ENTRIES PROVIDED:

## START

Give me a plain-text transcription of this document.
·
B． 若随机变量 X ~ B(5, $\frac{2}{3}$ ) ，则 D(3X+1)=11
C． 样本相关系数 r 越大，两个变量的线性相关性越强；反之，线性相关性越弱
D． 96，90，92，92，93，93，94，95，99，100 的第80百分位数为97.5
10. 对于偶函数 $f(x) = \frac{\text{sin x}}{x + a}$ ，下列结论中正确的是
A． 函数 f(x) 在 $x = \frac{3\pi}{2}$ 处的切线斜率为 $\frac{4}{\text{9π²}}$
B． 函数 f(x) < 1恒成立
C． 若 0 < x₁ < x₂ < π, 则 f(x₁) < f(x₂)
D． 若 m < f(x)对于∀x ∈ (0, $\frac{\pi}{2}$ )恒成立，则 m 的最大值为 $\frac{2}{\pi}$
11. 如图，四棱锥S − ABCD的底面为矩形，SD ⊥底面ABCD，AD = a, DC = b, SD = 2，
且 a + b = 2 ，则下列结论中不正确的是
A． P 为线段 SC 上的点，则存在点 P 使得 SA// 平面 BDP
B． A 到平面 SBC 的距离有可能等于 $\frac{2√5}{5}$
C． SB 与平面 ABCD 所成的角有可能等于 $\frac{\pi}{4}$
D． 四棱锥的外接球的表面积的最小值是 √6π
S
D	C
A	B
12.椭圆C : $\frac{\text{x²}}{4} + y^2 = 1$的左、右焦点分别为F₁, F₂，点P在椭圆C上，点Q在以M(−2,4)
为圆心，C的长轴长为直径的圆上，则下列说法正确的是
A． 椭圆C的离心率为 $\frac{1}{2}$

## END

PROBLEM REQUIREMENTS: Copy all lines above containing the string "text".

RESULT:
Give me a plain-text transcription of this document.
10. 对于偶函数 $f(x) = \frac{\text{sin x}}{x + a}$ ，下列结论中正确的是
A． 函数 f(x) 在 $x = \frac{3\pi}{2}$ 处的切线斜率为 $\frac{4}{\text{9π²}}$
12.椭圆C : $\frac{\text{x²}}{4} + y^2 = 1$的左、右焦点分别为F₁, F₂，点P在椭圆C上，点Q在以M(−2,4)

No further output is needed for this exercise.